▶ [Set problem]: Locate every line that holds the string "BELVISTA" and copy it.

▶ [Data excerpts]:
====

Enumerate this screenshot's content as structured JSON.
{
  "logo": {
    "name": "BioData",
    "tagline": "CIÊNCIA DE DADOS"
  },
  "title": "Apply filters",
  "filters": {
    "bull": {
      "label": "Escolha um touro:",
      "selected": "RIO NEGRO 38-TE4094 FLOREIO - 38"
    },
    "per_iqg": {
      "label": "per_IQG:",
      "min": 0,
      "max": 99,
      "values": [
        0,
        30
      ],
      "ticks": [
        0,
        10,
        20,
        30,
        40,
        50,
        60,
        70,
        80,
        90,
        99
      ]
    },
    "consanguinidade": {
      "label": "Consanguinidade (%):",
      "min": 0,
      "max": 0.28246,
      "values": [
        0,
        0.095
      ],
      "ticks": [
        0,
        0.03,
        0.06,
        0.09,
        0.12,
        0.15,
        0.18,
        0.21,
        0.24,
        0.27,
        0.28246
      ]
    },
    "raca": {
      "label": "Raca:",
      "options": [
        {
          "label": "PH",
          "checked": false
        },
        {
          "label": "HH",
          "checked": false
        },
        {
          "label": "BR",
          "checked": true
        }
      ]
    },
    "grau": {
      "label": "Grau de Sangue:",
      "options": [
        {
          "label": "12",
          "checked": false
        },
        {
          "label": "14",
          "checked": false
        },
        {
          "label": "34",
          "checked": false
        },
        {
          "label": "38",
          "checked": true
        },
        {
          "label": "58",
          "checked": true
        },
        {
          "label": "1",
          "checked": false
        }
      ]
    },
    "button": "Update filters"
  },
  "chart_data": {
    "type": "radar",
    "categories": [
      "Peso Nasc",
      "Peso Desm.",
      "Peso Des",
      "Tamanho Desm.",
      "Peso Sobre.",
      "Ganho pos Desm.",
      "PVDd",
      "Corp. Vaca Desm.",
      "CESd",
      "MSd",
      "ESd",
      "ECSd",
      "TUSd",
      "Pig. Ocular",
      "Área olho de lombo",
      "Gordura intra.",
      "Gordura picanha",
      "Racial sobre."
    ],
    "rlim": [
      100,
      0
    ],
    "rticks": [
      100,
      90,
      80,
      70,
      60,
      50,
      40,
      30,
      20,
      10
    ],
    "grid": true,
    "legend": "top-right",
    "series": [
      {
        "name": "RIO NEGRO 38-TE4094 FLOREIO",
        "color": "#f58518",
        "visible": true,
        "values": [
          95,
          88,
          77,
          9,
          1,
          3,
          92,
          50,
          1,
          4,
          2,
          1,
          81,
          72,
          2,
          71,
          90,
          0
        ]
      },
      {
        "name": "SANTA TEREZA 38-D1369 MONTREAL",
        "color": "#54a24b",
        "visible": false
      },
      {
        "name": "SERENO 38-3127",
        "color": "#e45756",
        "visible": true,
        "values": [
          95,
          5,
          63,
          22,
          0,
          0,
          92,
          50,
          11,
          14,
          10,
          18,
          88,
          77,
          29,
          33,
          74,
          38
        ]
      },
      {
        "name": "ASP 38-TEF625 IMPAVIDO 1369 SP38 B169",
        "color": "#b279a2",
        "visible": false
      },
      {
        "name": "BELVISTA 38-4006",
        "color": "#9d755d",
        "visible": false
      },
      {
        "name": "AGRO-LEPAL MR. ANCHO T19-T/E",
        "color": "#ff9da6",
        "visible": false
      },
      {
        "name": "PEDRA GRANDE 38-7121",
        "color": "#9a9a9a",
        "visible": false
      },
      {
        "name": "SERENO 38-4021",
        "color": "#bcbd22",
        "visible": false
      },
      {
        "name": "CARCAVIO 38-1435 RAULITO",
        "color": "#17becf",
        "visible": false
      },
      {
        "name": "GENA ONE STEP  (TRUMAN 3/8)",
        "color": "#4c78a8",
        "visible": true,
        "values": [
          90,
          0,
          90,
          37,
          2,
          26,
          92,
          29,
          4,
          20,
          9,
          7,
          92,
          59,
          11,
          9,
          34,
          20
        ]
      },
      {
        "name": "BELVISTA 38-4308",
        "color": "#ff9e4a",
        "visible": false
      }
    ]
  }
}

====

▶ [Answer to the task]:
        "name": "BELVISTA 38-4006",
        "name": "BELVISTA 38-4308",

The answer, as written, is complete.